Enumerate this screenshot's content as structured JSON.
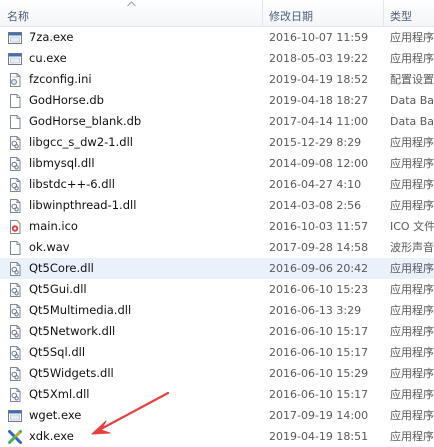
{
  "columns": {
    "name": "名称",
    "date": "修改日期",
    "type": "类型"
  },
  "files": [
    {
      "name": "7za.exe",
      "date": "2016-10-07 11:59",
      "type": "应用程序",
      "icon": "exe-window-icon"
    },
    {
      "name": "cu.exe",
      "date": "2018-05-03 19:22",
      "type": "应用程序",
      "icon": "exe-window-icon"
    },
    {
      "name": "fzconfig.ini",
      "date": "2019-04-19 18:52",
      "type": "配置设置",
      "icon": "ini-config-icon"
    },
    {
      "name": "GodHorse.db",
      "date": "2019-04-18 18:27",
      "type": "Data Base",
      "icon": "file-icon"
    },
    {
      "name": "GodHorse_blank.db",
      "date": "2017-04-14 11:00",
      "type": "Data Base",
      "icon": "file-icon"
    },
    {
      "name": "libgcc_s_dw2-1.dll",
      "date": "2015-12-29 8:29",
      "type": "应用程序扩展",
      "icon": "dll-icon"
    },
    {
      "name": "libmysql.dll",
      "date": "2014-09-08 12:00",
      "type": "应用程序扩展",
      "icon": "dll-icon"
    },
    {
      "name": "libstdc++-6.dll",
      "date": "2016-04-27 4:10",
      "type": "应用程序扩展",
      "icon": "dll-icon"
    },
    {
      "name": "libwinpthread-1.dll",
      "date": "2014-03-08 2:56",
      "type": "应用程序扩展",
      "icon": "dll-icon"
    },
    {
      "name": "main.ico",
      "date": "2016-10-03 11:57",
      "type": "ICO 文件",
      "icon": "ico-image-icon"
    },
    {
      "name": "ok.wav",
      "date": "2017-09-28 14:58",
      "type": "波形声音",
      "icon": "file-icon"
    },
    {
      "name": "Qt5Core.dll",
      "date": "2016-09-06 20:42",
      "type": "应用程序扩展",
      "icon": "dll-icon",
      "highlighted": true
    },
    {
      "name": "Qt5Gui.dll",
      "date": "2016-06-10 15:23",
      "type": "应用程序扩展",
      "icon": "dll-icon"
    },
    {
      "name": "Qt5Multimedia.dll",
      "date": "2016-06-13 3:29",
      "type": "应用程序扩展",
      "icon": "dll-icon"
    },
    {
      "name": "Qt5Network.dll",
      "date": "2016-06-10 15:17",
      "type": "应用程序扩展",
      "icon": "dll-icon"
    },
    {
      "name": "Qt5Sql.dll",
      "date": "2016-06-10 15:17",
      "type": "应用程序扩展",
      "icon": "dll-icon"
    },
    {
      "name": "Qt5Widgets.dll",
      "date": "2016-06-10 15:29",
      "type": "应用程序扩展",
      "icon": "dll-icon"
    },
    {
      "name": "Qt5Xml.dll",
      "date": "2016-06-10 15:17",
      "type": "应用程序扩展",
      "icon": "dll-icon"
    },
    {
      "name": "wget.exe",
      "date": "2017-09-19 14:00",
      "type": "应用程序",
      "icon": "exe-window-icon"
    },
    {
      "name": "xdk.exe",
      "date": "2019-04-19 18:51",
      "type": "应用程序",
      "icon": "xdk-app-icon"
    }
  ],
  "annotation": {
    "arrow_color": "#e8413f",
    "icon": "red-arrow-icon"
  }
}
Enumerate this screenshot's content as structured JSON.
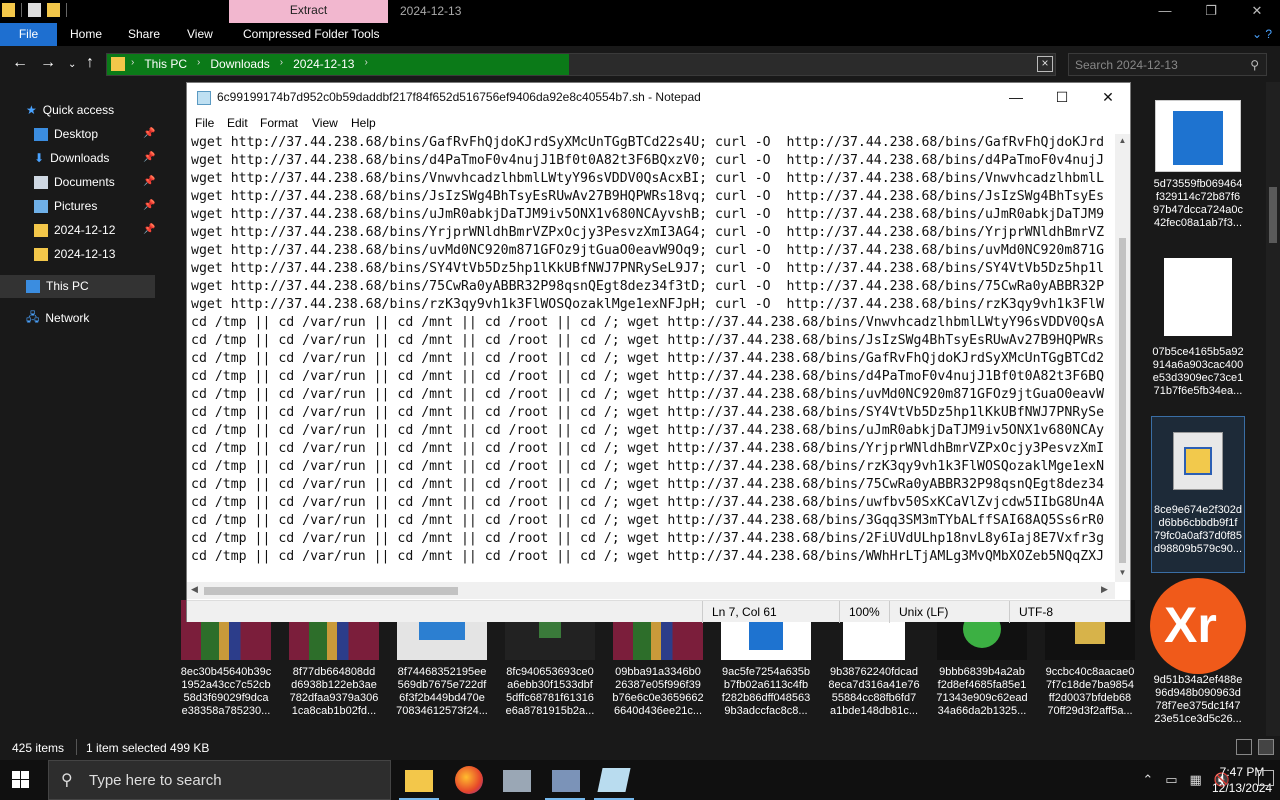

□ □ □ □ □ □ □

Reproduce the listing above exactly, excluding all pictures.

Enumerate this screenshot's content as structured JSON.
{
  "columns": {
    "name": "名称",
    "date": "修改日期",
    "type": "类型"
  },
  "files": [
    {
      "name": "7za.exe",
      "date": "2016-10-07 11:59",
      "type": "应用程序",
      "icon": "exe-window-icon"
    },
    {
      "name": "cu.exe",
      "date": "2018-05-03 19:22",
      "type": "应用程序",
      "icon": "exe-window-icon"
    },
    {
      "name": "fzconfig.ini",
      "date": "2019-04-19 18:52",
      "type": "配置设置",
      "icon": "ini-config-icon"
    },
    {
      "name": "GodHorse.db",
      "date": "2019-04-18 18:27",
      "type": "Data Base",
      "icon": "file-icon"
    },
    {
      "name": "GodHorse_blank.db",
      "date": "2017-04-14 11:00",
      "type": "Data Base",
      "icon": "file-icon"
    },
    {
      "name": "libgcc_s_dw2-1.dll",
      "date": "2015-12-29 8:29",
      "type": "应用程序扩展",
      "icon": "dll-icon"
    },
    {
      "name": "libmysql.dll",
      "date": "2014-09-08 12:00",
      "type": "应用程序扩展",
      "icon": "dll-icon"
    },
    {
      "name": "libstdc++-6.dll",
      "date": "2016-04-27 4:10",
      "type": "应用程序扩展",
      "icon": "dll-icon"
    },
    {
      "name": "libwinpthread-1.dll",
      "date": "2014-03-08 2:56",
      "type": "应用程序扩展",
      "icon": "dll-icon"
    },
    {
      "name": "main.ico",
      "date": "2016-10-03 11:57",
      "type": "ICO 文件",
      "icon": "ico-image-icon"
    },
    {
      "name": "ok.wav",
      "date": "2017-09-28 14:58",
      "type": "波形声音",
      "icon": "file-icon"
    },
    {
      "name": "Qt5Core.dll",
      "date": "2016-09-06 20:42",
      "type": "应用程序扩展",
      "icon": "dll-icon",
      "highlighted": true
    },
    {
      "name": "Qt5Gui.dll",
      "date": "2016-06-10 15:23",
      "type": "应用程序扩展",
      "icon": "dll-icon"
    },
    {
      "name": "Qt5Multimedia.dll",
      "date": "2016-06-13 3:29",
      "type": "应用程序扩展",
      "icon": "dll-icon"
    },
    {
      "name": "Qt5Network.dll",
      "date": "2016-06-10 15:17",
      "type": "应用程序扩展",
      "icon": "dll-icon"
    },
    {
      "name": "Qt5Sql.dll",
      "date": "2016-06-10 15:17",
      "type": "应用程序扩展",
      "icon": "dll-icon"
    },
    {
      "name": "Qt5Widgets.dll",
      "date": "2016-06-10 15:29",
      "type": "应用程序扩展",
      "icon": "dll-icon"
    },
    {
      "name": "Qt5Xml.dll",
      "date": "2016-06-10 15:17",
      "type": "应用程序扩展",
      "icon": "dll-icon"
    },
    {
      "name": "wget.exe",
      "date": "2017-09-19 14:00",
      "type": "应用程序",
      "icon": "exe-window-icon"
    },
    {
      "name": "xdk.exe",
      "date": "2019-04-19 18:51",
      "type": "应用程序",
      "icon": "xdk-app-icon"
    }
  ],
  "annotation": {
    "arrow_color": "#e8413f",
    "icon": "red-arrow-icon"
  }
}
Enumerate this screenshot's content as structured JSON.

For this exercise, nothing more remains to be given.